Check each line of the material. Copy those containing "سليمان".

* _Provided records_
+ + + +

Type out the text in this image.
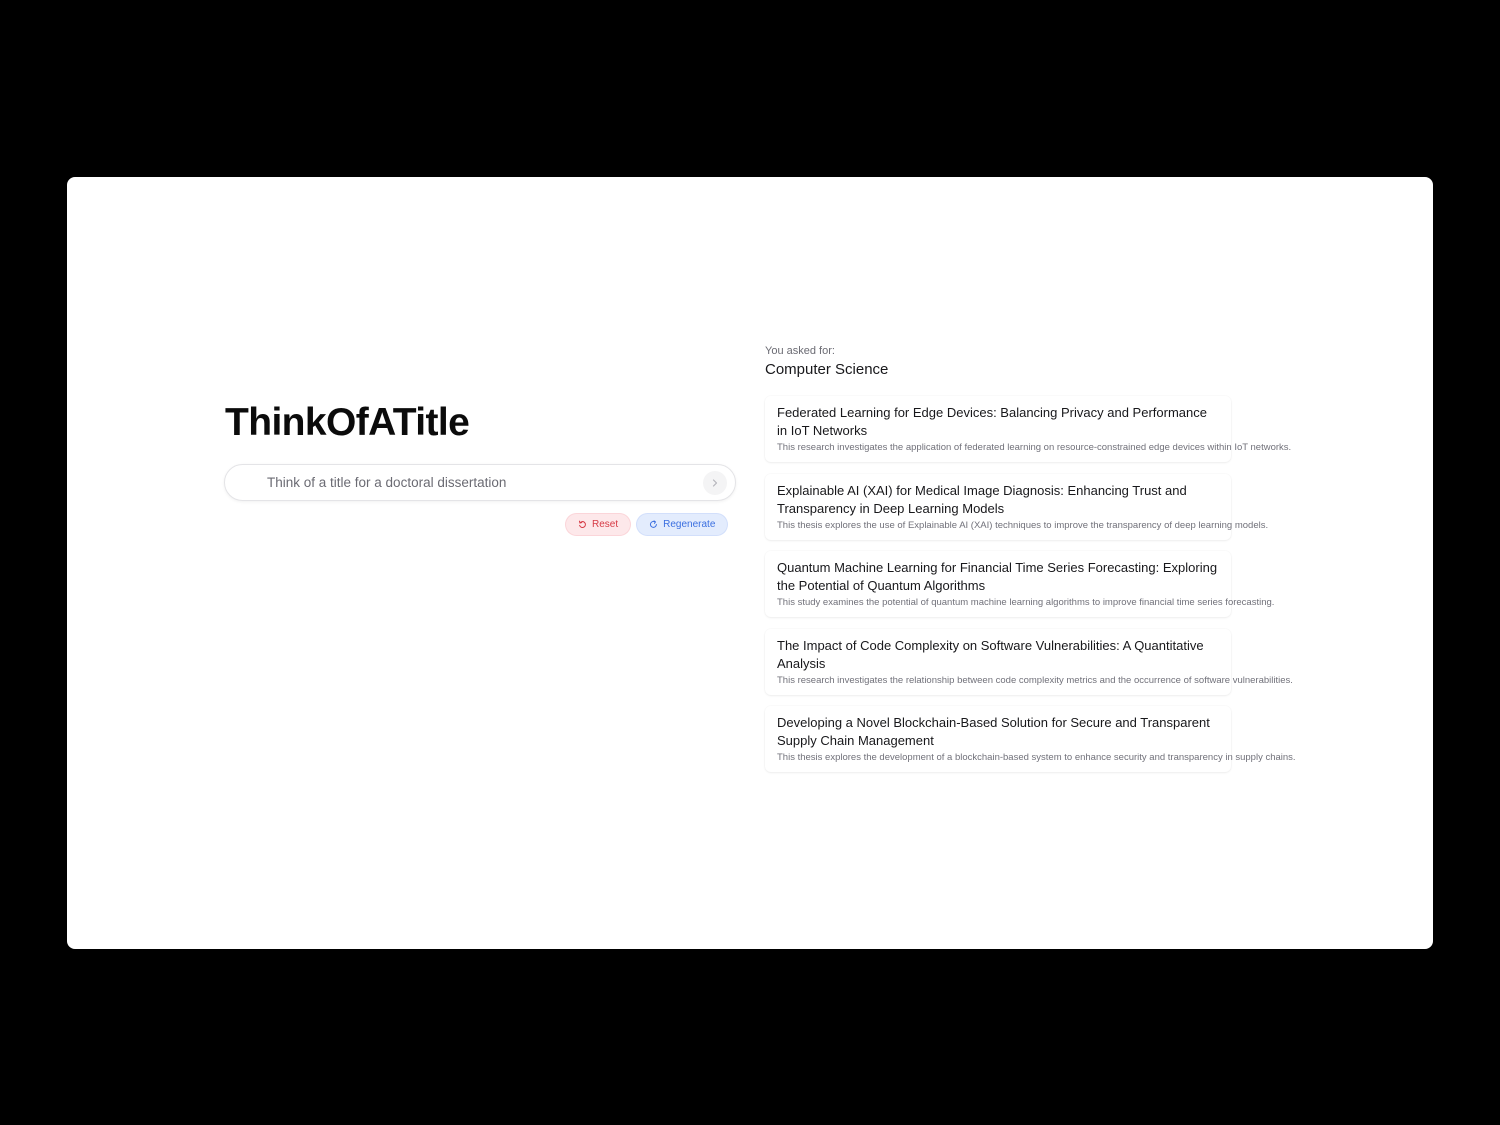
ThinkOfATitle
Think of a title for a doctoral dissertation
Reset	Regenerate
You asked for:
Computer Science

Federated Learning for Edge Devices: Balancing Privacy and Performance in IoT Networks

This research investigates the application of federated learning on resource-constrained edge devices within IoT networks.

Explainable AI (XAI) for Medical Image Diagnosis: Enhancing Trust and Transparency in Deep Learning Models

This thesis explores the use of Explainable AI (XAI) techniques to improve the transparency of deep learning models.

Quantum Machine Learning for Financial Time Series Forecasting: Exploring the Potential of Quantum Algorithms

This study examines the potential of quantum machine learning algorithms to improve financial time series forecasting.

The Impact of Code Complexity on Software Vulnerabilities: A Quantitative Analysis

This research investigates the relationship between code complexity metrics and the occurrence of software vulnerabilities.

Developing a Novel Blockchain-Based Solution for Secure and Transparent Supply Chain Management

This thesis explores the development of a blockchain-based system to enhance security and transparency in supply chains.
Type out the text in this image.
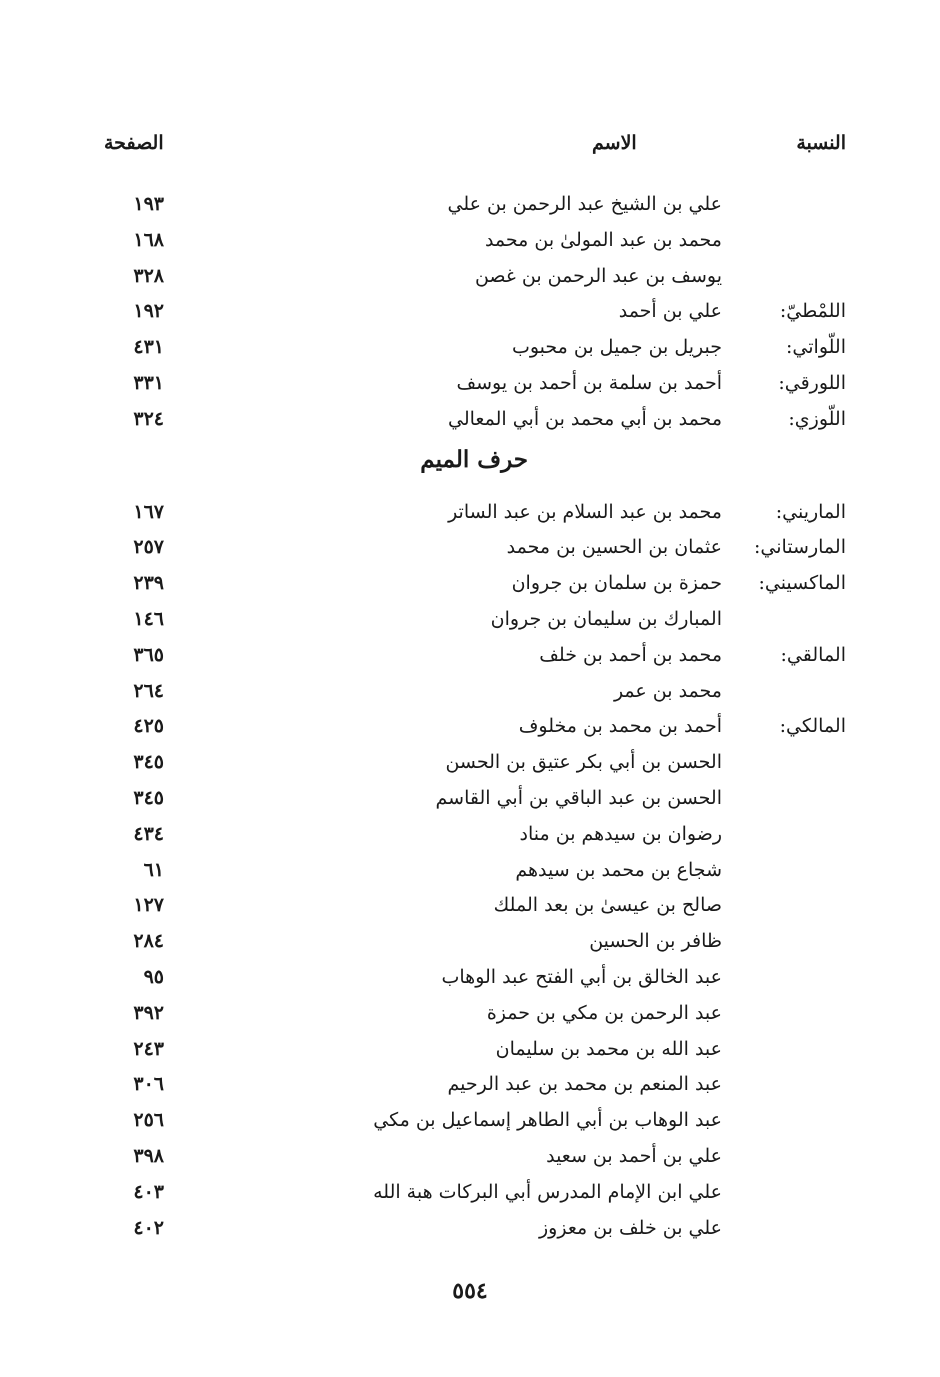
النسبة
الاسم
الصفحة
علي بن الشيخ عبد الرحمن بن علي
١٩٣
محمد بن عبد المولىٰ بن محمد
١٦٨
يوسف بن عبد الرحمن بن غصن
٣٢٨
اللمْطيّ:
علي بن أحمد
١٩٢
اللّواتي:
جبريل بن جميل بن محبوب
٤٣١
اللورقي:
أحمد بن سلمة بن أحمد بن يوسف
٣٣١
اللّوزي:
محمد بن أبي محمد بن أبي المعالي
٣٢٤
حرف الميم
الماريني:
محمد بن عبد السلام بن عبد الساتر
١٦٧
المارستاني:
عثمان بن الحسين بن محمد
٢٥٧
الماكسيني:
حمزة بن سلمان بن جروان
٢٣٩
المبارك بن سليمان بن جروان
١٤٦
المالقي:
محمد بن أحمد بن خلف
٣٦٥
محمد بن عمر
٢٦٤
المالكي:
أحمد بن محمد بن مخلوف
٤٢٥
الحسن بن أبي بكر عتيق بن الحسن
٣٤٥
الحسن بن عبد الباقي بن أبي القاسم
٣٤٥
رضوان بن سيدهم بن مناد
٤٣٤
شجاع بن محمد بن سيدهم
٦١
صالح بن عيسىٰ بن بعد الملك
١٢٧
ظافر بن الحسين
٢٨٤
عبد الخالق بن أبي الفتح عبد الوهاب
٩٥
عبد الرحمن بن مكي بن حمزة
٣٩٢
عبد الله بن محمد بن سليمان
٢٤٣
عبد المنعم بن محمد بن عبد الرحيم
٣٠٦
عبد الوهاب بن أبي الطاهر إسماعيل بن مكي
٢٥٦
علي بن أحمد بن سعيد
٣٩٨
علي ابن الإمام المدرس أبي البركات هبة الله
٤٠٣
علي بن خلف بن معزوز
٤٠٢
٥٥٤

+ + + +

* _Solution_
المبارك بن سليمان بن جروان
عبد الله بن محمد بن سليمان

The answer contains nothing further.